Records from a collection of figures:
________________________________________
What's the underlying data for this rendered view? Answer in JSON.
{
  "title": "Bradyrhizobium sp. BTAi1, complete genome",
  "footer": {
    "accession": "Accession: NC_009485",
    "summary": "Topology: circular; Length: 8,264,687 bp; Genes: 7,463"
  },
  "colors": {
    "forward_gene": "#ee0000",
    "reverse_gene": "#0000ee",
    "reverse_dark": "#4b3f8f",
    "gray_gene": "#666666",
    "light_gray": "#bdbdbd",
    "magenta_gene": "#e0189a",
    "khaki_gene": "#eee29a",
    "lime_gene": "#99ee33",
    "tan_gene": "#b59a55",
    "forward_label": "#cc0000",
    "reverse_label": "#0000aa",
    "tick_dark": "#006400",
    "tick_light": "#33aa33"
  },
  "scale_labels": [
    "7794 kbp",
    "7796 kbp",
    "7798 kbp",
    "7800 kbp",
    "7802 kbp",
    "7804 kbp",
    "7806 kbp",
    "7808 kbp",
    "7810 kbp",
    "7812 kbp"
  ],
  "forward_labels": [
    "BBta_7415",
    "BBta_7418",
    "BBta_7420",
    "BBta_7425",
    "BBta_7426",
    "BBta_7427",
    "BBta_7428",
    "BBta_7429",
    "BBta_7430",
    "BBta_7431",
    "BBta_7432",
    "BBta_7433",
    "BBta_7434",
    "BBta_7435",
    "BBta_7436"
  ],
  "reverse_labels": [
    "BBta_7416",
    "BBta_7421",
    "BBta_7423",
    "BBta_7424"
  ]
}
________________________________________
AIM OF THE TASK:
With nothing left out, copy every record exactly.

PROBLEM SOLUTION:
What's the underlying data for this rendered view? Answer in JSON.
{
  "title": "Bradyrhizobium sp. BTAi1, complete genome",
  "footer": {
    "accession": "Accession: NC_009485",
    "summary": "Topology: circular; Length: 8,264,687 bp; Genes: 7,463"
  },
  "colors": {
    "forward_gene": "#ee0000",
    "reverse_gene": "#0000ee",
    "reverse_dark": "#4b3f8f",
    "gray_gene": "#666666",
    "light_gray": "#bdbdbd",
    "magenta_gene": "#e0189a",
    "khaki_gene": "#eee29a",
    "lime_gene": "#99ee33",
    "tan_gene": "#b59a55",
    "forward_label": "#cc0000",
    "reverse_label": "#0000aa",
    "tick_dark": "#006400",
    "tick_light": "#33aa33"
  },
  "scale_labels": [
    "7794 kbp",
    "7796 kbp",
    "7798 kbp",
    "7800 kbp",
    "7802 kbp",
    "7804 kbp",
    "7806 kbp",
    "7808 kbp",
    "7810 kbp",
    "7812 kbp"
  ],
  "forward_labels": [
    "BBta_7415",
    "BBta_7418",
    "BBta_7420",
    "BBta_7425",
    "BBta_7426",
    "BBta_7427",
    "BBta_7428",
    "BBta_7429",
    "BBta_7430",
    "BBta_7431",
    "BBta_7432",
    "BBta_7433",
    "BBta_7434",
    "BBta_7435",
    "BBta_7436"
  ],
  "reverse_labels": [
    "BBta_7416",
    "BBta_7421",
    "BBta_7423",
    "BBta_7424"
  ]
}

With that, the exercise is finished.